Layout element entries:

* * * * *

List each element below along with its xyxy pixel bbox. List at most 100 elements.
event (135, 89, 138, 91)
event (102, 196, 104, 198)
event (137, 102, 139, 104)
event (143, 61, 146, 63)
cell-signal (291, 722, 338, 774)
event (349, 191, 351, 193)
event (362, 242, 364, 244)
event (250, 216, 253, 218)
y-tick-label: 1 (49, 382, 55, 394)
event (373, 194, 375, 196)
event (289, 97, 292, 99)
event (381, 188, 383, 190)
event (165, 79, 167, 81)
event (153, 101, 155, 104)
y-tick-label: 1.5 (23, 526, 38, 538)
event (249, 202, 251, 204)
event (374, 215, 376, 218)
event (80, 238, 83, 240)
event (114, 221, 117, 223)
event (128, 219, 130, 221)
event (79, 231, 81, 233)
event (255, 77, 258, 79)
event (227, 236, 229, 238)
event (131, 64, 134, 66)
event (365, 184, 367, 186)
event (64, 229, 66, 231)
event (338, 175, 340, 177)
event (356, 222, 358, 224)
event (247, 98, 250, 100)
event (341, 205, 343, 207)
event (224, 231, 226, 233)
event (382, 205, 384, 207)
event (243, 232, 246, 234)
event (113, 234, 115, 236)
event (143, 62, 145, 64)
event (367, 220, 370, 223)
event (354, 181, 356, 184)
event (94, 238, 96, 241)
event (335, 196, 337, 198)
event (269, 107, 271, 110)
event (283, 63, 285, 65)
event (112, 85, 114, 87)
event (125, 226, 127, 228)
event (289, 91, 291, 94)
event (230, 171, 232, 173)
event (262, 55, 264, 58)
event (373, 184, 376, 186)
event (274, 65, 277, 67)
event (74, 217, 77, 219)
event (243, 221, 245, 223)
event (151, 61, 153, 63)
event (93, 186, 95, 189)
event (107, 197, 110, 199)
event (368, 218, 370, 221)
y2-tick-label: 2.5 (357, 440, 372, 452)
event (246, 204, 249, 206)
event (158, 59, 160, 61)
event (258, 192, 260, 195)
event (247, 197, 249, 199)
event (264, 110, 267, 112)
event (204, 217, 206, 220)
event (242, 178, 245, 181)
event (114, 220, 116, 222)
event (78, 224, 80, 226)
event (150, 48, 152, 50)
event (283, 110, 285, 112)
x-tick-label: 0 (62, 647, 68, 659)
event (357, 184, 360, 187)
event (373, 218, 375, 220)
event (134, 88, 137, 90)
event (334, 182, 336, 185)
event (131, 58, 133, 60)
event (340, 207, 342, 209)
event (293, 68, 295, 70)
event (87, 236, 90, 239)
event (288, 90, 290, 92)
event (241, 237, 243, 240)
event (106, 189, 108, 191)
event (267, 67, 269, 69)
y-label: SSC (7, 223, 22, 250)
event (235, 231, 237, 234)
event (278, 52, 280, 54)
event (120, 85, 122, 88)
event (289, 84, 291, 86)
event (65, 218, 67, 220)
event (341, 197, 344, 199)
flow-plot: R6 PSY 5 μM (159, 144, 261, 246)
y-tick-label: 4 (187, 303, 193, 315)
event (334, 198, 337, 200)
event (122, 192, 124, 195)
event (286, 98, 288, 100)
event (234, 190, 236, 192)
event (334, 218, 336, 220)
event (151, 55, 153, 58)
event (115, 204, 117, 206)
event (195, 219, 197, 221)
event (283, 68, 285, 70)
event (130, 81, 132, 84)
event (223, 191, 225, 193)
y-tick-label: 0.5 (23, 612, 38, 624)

* * * * *

▶ _Instructions for the task_: Write the lines from the first one through the line with "event (269, 107, 271, 110)" as a JSON array of strings, one string per line and no blank lines.

▶ _Answer to this problem_:
[
  "List each element below along with its xyxy pixel bbox. List at most 100 elements.",
  "event (135, 89, 138, 91)",
  "event (102, 196, 104, 198)",
  "event (137, 102, 139, 104)",
  "event (143, 61, 146, 63)",
  "cell-signal (291, 722, 338, 774)",
  "event (349, 191, 351, 193)",
  "event (362, 242, 364, 244)",
  "event (250, 216, 253, 218)",
  "y-tick-label: 1 (49, 382, 55, 394)",
  "event (373, 194, 375, 196)",
  "event (289, 97, 292, 99)",
  "event (381, 188, 383, 190)",
  "event (165, 79, 167, 81)",
  "event (153, 101, 155, 104)",
  "y-tick-label: 1.5 (23, 526, 38, 538)",
  "event (249, 202, 251, 204)",
  "event (374, 215, 376, 218)",
  "event (80, 238, 83, 240)",
  "event (114, 221, 117, 223)",
  "event (128, 219, 130, 221)",
  "event (79, 231, 81, 233)",
  "event (255, 77, 258, 79)",
  "event (227, 236, 229, 238)",
  "event (131, 64, 134, 66)",
  "event (365, 184, 367, 186)",
  "event (64, 229, 66, 231)",
  "event (338, 175, 340, 177)",
  "event (356, 222, 358, 224)",
  "event (247, 98, 250, 100)",
  "event (341, 205, 343, 207)",
  "event (224, 231, 226, 233)",
  "event (382, 205, 384, 207)",
  "event (243, 232, 246, 234)",
  "event (113, 234, 115, 236)",
  "event (143, 62, 145, 64)",
  "event (367, 220, 370, 223)",
  "event (354, 181, 356, 184)",
  "event (94, 238, 96, 241)",
  "event (335, 196, 337, 198)",
  "event (269, 107, 271, 110)"
]